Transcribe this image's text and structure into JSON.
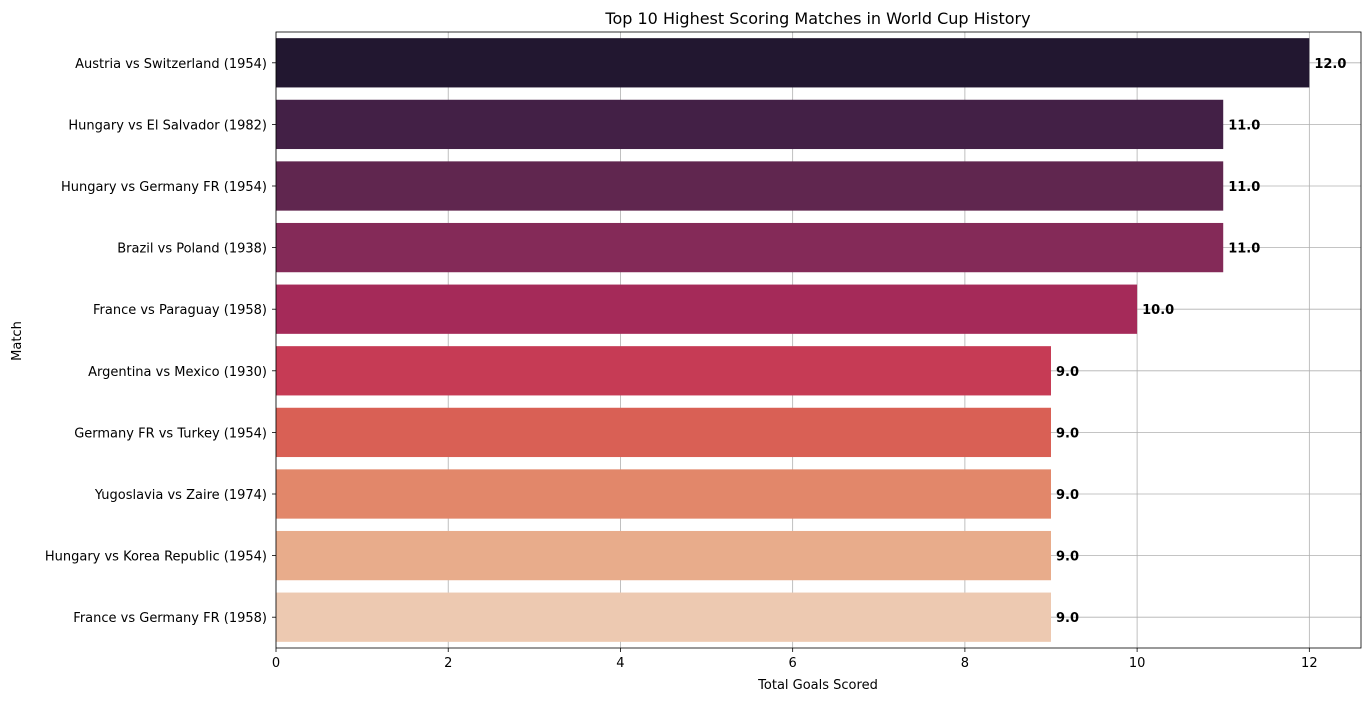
{
  "chart_data": {
    "type": "bar",
    "orientation": "horizontal",
    "title": "Top 10 Highest Scoring Matches in World Cup History",
    "xlabel": "Total Goals Scored",
    "ylabel": "Match",
    "categories": [
      "Austria vs Switzerland (1954)",
      "Hungary vs El Salvador (1982)",
      "Hungary vs Germany FR (1954)",
      "Brazil vs Poland (1938)",
      "France vs Paraguay (1958)",
      "Argentina vs Mexico (1930)",
      "Germany FR vs Turkey (1954)",
      "Yugoslavia vs Zaire (1974)",
      "Hungary vs Korea Republic (1954)",
      "France vs Germany FR (1958)"
    ],
    "values": [
      12,
      11,
      11,
      11,
      10,
      9,
      9,
      9,
      9,
      9
    ],
    "value_labels": [
      "12.0",
      "11.0",
      "11.0",
      "11.0",
      "10.0",
      "9.0",
      "9.0",
      "9.0",
      "9.0",
      "9.0"
    ],
    "colors": [
      "#221730",
      "#432046",
      "#60264f",
      "#842a58",
      "#a52a59",
      "#c63b55",
      "#d96055",
      "#e2876a",
      "#e8ac8b",
      "#edc9b1"
    ],
    "xlim": [
      0,
      12.6
    ],
    "xticks": [
      0,
      2,
      4,
      6,
      8,
      10,
      12
    ],
    "xtick_labels": [
      "0",
      "2",
      "4",
      "6",
      "8",
      "10",
      "12"
    ],
    "grid": true,
    "grid_color": "#b0b0b0",
    "legend": "none"
  }
}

──────────────────────────────

Direction
Copy each line of the records precisely and drop any images they hold.

Response to this exercise
Transcribe this image's text and structure into JSON.
{
  "chart_data": {
    "type": "bar",
    "orientation": "horizontal",
    "title": "Top 10 Highest Scoring Matches in World Cup History",
    "xlabel": "Total Goals Scored",
    "ylabel": "Match",
    "categories": [
      "Austria vs Switzerland (1954)",
      "Hungary vs El Salvador (1982)",
      "Hungary vs Germany FR (1954)",
      "Brazil vs Poland (1938)",
      "France vs Paraguay (1958)",
      "Argentina vs Mexico (1930)",
      "Germany FR vs Turkey (1954)",
      "Yugoslavia vs Zaire (1974)",
      "Hungary vs Korea Republic (1954)",
      "France vs Germany FR (1958)"
    ],
    "values": [
      12,
      11,
      11,
      11,
      10,
      9,
      9,
      9,
      9,
      9
    ],
    "value_labels": [
      "12.0",
      "11.0",
      "11.0",
      "11.0",
      "10.0",
      "9.0",
      "9.0",
      "9.0",
      "9.0",
      "9.0"
    ],
    "colors": [
      "#221730",
      "#432046",
      "#60264f",
      "#842a58",
      "#a52a59",
      "#c63b55",
      "#d96055",
      "#e2876a",
      "#e8ac8b",
      "#edc9b1"
    ],
    "xlim": [
      0,
      12.6
    ],
    "xticks": [
      0,
      2,
      4,
      6,
      8,
      10,
      12
    ],
    "xtick_labels": [
      "0",
      "2",
      "4",
      "6",
      "8",
      "10",
      "12"
    ],
    "grid": true,
    "grid_color": "#b0b0b0",
    "legend": "none"
  }
}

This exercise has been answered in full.